--- begin Supplied entries ---

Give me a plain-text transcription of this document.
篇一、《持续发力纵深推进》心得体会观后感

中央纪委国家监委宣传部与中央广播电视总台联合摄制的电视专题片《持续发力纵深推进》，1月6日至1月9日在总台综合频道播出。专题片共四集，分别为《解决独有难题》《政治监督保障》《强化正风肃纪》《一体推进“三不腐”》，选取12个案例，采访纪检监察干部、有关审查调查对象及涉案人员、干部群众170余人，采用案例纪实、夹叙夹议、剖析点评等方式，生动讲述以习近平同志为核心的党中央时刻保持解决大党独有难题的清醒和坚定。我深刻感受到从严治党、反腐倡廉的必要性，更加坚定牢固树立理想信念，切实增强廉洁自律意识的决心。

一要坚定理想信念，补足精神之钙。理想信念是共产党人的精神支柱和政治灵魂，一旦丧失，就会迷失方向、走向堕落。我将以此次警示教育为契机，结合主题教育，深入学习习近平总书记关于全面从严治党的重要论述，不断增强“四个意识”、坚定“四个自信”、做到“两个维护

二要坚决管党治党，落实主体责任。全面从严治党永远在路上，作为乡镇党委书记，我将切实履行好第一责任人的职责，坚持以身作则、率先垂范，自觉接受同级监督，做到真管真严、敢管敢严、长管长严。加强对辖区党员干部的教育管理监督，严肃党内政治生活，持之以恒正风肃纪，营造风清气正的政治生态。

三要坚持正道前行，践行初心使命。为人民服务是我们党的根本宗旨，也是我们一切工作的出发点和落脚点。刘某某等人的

--- end Supplied entries ---

**Your task**: Copy all of the material word for word.

**The reply**:
Give me a plain-text transcription of this document.
篇一、《持续发力纵深推进》心得体会观后感

中央纪委国家监委宣传部与中央广播电视总台联合摄制的电视专题片《持续发力纵深推进》，1月6日至1月9日在总台综合频道播出。专题片共四集，分别为《解决独有难题》《政治监督保障》《强化正风肃纪》《一体推进“三不腐”》，选取12个案例，采访纪检监察干部、有关审查调查对象及涉案人员、干部群众170余人，采用案例纪实、夹叙夹议、剖析点评等方式，生动讲述以习近平同志为核心的党中央时刻保持解决大党独有难题的清醒和坚定。我深刻感受到从严治党、反腐倡廉的必要性，更加坚定牢固树立理想信念，切实增强廉洁自律意识的决心。

一要坚定理想信念，补足精神之钙。理想信念是共产党人的精神支柱和政治灵魂，一旦丧失，就会迷失方向、走向堕落。我将以此次警示教育为契机，结合主题教育，深入学习习近平总书记关于全面从严治党的重要论述，不断增强“四个意识”、坚定“四个自信”、做到“两个维护

二要坚决管党治党，落实主体责任。全面从严治党永远在路上，作为乡镇党委书记，我将切实履行好第一责任人的职责，坚持以身作则、率先垂范，自觉接受同级监督，做到真管真严、敢管敢严、长管长严。加强对辖区党员干部的教育管理监督，严肃党内政治生活，持之以恒正风肃纪，营造风清气正的政治生态。

三要坚持正道前行，践行初心使命。为人民服务是我们党的根本宗旨，也是我们一切工作的出发点和落脚点。刘某某等人的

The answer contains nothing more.